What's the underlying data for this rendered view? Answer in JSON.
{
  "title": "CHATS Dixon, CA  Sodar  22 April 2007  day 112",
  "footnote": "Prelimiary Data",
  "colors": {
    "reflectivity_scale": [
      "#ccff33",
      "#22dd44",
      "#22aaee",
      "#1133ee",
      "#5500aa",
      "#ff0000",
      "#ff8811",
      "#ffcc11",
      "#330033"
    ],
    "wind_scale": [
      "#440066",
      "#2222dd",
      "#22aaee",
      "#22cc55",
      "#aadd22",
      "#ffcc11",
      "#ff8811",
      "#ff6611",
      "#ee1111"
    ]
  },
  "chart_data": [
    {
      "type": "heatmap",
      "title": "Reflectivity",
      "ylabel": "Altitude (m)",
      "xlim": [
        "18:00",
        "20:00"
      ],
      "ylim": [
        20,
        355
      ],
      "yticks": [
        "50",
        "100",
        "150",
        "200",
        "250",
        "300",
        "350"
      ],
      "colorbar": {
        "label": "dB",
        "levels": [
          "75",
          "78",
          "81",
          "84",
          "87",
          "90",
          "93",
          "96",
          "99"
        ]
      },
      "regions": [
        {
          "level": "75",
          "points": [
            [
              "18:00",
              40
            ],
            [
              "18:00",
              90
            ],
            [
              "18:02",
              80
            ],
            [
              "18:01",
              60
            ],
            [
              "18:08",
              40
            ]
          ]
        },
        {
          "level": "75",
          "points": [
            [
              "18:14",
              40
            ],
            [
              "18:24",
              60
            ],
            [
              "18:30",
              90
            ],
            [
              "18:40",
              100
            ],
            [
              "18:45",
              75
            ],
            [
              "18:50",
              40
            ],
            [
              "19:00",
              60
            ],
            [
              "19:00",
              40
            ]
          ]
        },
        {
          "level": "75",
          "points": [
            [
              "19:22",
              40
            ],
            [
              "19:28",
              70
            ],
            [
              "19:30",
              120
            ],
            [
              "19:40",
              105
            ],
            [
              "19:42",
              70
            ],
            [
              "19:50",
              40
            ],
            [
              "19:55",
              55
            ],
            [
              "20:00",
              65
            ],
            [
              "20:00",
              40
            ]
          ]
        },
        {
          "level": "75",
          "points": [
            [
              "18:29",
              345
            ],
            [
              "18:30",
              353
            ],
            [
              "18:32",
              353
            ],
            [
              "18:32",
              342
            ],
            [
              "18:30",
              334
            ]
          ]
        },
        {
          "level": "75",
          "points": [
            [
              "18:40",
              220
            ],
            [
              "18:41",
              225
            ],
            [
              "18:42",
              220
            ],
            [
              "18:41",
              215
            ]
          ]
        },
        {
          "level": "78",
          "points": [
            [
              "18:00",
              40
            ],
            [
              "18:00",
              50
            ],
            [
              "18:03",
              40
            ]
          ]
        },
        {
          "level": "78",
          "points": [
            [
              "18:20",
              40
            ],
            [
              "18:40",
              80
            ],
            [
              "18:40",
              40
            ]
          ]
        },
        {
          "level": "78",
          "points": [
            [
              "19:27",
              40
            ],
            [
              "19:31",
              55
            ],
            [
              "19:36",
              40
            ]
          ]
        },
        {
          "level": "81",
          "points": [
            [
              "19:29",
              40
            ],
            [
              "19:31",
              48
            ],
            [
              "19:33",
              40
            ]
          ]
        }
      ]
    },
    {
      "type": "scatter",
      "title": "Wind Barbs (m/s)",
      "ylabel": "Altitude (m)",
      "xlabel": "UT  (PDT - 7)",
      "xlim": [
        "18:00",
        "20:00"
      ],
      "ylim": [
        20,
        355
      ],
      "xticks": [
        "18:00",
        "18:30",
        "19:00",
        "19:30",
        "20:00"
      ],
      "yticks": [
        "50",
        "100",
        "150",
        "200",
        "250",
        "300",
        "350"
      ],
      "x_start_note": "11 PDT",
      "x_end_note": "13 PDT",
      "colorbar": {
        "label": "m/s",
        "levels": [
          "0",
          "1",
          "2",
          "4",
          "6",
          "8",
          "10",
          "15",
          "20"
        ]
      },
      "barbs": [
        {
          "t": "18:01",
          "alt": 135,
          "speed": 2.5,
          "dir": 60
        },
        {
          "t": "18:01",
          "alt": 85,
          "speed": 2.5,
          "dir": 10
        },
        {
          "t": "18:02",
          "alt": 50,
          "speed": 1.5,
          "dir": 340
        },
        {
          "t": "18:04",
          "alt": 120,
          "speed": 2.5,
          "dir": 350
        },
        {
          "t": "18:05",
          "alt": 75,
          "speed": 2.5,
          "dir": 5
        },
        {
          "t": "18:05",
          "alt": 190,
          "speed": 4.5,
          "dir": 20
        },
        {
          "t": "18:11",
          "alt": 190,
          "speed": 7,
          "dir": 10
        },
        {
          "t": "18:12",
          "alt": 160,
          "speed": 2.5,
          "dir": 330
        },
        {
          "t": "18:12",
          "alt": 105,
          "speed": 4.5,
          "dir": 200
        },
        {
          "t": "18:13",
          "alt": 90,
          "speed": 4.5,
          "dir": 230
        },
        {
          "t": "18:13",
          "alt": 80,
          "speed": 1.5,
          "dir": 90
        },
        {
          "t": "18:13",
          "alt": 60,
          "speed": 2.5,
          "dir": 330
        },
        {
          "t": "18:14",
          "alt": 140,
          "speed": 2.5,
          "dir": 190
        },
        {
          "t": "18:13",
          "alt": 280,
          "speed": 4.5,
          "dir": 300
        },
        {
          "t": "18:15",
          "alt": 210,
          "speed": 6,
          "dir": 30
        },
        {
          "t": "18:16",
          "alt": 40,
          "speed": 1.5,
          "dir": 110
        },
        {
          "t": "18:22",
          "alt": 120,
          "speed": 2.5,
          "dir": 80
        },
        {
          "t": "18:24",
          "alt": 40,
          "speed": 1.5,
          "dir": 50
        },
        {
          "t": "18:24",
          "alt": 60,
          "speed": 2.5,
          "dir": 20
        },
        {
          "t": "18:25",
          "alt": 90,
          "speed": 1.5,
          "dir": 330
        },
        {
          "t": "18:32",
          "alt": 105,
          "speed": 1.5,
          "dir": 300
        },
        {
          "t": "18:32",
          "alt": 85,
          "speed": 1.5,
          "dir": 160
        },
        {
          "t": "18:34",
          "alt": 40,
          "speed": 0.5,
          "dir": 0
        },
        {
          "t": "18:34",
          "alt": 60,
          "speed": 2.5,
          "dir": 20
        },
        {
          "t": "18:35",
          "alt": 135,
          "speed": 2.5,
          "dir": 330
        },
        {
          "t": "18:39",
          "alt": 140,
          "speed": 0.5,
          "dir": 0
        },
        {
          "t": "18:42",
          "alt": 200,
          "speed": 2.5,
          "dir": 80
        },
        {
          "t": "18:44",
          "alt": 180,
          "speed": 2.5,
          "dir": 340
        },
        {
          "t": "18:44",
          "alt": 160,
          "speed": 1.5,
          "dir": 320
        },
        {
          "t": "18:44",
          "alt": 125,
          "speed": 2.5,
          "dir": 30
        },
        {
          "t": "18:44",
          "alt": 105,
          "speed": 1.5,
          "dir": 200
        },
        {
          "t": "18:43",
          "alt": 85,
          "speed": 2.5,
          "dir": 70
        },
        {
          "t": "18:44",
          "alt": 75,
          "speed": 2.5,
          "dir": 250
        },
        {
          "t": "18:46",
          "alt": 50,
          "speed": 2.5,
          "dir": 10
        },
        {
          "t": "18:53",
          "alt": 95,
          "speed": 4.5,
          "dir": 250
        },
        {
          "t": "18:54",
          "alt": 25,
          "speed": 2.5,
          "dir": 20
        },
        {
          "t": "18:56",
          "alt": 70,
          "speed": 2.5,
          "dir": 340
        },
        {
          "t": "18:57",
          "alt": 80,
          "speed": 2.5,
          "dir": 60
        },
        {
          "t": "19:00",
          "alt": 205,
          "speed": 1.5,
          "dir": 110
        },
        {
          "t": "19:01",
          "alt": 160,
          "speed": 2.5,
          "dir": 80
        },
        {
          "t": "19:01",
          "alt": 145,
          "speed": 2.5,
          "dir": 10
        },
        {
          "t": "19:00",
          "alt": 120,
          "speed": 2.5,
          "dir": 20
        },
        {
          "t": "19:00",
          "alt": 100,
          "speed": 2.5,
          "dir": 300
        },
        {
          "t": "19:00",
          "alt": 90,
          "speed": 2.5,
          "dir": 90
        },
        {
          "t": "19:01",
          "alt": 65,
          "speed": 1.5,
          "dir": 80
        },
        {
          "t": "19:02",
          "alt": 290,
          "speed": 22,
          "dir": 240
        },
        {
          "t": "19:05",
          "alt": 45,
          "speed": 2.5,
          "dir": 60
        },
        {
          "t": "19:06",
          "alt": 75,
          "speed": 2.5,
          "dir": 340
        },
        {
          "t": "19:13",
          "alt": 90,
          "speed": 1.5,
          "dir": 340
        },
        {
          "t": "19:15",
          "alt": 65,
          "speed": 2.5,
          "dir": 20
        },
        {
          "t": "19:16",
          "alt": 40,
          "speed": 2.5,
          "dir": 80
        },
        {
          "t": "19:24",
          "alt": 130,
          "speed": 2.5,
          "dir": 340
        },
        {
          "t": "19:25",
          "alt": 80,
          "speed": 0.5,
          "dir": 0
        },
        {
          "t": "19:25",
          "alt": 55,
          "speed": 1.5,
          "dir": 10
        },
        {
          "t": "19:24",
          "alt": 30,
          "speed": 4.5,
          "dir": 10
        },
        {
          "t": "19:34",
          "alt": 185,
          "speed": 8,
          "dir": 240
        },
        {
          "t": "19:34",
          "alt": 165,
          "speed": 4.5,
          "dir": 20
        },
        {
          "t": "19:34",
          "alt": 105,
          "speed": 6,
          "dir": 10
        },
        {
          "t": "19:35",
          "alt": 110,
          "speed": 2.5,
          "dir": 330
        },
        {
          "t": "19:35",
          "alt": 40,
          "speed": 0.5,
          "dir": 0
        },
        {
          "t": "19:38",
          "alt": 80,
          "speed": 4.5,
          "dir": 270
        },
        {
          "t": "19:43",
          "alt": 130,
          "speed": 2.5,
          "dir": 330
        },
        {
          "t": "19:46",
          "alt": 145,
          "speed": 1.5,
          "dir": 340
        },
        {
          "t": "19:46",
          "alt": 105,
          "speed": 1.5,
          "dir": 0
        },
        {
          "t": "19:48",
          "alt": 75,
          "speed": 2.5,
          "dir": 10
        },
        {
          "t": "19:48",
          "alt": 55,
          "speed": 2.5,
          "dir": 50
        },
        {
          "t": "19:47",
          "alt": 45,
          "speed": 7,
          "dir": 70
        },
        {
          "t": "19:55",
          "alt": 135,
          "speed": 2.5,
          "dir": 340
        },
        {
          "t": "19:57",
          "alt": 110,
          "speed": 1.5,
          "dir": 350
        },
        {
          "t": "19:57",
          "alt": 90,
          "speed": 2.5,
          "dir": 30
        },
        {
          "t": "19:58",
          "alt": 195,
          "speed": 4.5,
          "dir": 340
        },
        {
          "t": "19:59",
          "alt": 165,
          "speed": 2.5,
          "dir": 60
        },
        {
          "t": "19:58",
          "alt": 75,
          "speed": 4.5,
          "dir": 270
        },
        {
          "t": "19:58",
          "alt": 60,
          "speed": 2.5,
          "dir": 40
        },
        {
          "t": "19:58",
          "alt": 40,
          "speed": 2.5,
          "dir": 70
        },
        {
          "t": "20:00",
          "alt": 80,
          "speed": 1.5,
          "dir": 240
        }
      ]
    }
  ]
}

::::::::::

Filter the data for the string "title" and copy every line that has it.

(Right answer)
  "title": "CHATS Dixon, CA  Sodar  22 April 2007  day 112",
      "title": "Reflectivity",
      "title": "Wind Barbs (m/s)",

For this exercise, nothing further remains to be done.